[Figure record listings]
# # # # #

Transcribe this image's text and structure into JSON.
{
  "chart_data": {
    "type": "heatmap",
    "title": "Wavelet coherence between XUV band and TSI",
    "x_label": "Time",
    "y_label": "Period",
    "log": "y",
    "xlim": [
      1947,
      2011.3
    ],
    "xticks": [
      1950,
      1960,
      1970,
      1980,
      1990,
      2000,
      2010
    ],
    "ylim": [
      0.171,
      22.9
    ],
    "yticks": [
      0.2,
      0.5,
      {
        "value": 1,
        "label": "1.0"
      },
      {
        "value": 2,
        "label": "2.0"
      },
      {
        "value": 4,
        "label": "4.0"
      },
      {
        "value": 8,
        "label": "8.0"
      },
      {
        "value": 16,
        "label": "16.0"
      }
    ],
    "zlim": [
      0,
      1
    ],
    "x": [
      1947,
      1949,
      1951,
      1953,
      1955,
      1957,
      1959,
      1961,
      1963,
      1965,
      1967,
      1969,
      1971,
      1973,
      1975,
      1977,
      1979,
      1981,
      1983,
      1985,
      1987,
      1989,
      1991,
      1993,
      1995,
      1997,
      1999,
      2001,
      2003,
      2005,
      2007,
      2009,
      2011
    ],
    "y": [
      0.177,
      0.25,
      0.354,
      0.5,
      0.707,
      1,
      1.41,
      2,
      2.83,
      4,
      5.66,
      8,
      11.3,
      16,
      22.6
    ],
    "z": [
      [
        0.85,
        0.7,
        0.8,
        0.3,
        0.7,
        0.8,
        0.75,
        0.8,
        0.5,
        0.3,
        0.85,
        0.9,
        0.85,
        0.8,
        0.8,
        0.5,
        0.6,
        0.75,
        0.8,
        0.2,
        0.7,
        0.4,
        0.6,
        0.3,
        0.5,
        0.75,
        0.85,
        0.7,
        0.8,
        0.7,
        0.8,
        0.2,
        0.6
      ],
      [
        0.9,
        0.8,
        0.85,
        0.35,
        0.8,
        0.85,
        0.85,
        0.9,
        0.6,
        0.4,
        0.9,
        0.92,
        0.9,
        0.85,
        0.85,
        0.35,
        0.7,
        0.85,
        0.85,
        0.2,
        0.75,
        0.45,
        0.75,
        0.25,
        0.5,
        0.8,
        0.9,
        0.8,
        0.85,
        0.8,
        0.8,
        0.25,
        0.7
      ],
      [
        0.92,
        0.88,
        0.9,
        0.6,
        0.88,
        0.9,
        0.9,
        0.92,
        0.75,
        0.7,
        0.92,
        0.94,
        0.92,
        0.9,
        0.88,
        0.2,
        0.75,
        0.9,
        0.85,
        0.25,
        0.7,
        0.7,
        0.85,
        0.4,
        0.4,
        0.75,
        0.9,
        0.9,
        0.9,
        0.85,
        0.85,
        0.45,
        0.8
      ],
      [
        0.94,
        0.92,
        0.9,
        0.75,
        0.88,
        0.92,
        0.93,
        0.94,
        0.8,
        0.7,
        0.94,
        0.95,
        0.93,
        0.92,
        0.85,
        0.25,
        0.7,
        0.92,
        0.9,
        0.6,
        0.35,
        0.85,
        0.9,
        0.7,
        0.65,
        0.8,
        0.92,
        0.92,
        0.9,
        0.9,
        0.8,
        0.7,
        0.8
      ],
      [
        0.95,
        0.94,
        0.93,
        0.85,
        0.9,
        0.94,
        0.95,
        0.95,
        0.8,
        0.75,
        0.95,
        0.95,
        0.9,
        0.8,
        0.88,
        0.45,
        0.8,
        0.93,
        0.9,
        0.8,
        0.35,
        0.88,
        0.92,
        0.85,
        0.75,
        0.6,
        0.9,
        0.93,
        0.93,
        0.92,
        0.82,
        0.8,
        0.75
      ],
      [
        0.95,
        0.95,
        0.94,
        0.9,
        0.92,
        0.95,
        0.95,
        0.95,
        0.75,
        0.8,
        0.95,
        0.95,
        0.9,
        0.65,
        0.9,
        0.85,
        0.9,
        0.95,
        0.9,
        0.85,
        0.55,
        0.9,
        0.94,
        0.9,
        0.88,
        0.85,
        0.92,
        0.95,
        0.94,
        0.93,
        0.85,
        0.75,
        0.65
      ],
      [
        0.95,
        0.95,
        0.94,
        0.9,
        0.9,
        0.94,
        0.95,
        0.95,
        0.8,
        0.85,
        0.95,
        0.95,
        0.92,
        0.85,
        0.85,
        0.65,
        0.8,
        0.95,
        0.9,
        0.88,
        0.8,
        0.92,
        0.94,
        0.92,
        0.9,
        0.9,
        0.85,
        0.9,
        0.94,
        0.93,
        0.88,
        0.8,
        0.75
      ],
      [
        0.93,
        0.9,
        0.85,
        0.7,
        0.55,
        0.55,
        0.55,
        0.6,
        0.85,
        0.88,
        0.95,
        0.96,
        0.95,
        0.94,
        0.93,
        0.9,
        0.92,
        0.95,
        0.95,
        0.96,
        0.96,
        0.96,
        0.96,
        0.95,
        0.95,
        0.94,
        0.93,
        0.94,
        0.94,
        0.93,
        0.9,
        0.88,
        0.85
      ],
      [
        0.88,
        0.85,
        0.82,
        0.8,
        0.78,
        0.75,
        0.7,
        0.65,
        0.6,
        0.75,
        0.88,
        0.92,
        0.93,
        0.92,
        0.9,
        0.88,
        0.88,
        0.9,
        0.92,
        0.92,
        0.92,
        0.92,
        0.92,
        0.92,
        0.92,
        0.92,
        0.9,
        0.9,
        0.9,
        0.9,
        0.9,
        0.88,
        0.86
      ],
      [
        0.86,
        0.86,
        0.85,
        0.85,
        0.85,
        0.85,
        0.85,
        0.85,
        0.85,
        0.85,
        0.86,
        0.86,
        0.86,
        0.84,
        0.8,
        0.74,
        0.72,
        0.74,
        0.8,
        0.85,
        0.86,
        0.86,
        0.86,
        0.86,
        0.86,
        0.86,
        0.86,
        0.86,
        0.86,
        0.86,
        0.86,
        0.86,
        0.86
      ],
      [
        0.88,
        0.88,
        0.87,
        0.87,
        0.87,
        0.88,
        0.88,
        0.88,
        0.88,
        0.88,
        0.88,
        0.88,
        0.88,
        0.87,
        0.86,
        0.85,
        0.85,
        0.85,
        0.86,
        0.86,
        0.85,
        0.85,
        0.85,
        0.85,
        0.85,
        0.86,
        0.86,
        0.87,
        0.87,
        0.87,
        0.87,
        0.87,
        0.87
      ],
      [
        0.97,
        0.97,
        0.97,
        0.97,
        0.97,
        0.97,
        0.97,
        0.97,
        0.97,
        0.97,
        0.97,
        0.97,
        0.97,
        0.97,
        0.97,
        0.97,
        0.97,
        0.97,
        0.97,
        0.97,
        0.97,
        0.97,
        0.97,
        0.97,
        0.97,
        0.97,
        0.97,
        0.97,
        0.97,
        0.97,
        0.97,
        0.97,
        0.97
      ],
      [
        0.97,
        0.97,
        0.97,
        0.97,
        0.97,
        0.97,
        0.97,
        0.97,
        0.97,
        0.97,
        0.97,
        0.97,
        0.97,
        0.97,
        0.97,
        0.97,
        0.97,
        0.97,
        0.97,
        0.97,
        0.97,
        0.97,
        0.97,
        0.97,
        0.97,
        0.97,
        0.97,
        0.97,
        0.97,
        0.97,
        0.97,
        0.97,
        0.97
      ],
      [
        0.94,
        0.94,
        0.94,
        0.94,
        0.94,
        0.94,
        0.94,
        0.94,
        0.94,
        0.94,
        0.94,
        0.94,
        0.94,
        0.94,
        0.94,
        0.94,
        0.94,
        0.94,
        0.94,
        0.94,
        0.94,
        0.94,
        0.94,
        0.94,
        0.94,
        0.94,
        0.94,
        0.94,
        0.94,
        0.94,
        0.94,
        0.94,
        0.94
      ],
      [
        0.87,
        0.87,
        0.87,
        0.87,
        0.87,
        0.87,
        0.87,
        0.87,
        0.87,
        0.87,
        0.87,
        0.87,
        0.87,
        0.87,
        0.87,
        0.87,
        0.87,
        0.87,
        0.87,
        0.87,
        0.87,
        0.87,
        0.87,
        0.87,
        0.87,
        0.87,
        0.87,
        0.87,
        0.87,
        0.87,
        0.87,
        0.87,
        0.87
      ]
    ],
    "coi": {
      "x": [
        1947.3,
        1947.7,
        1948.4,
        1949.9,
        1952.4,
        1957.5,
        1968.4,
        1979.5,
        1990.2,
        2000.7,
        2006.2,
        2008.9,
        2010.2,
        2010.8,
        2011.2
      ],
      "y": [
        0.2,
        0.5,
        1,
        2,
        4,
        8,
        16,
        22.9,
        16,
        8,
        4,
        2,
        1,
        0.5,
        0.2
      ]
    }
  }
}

# # # # #

__Your goal__:
Find the lines holding "value" and list every one.

__Task response__:
        "value": 1,
        "value": 2,
        "value": 4,
        "value": 8,
        "value": 16,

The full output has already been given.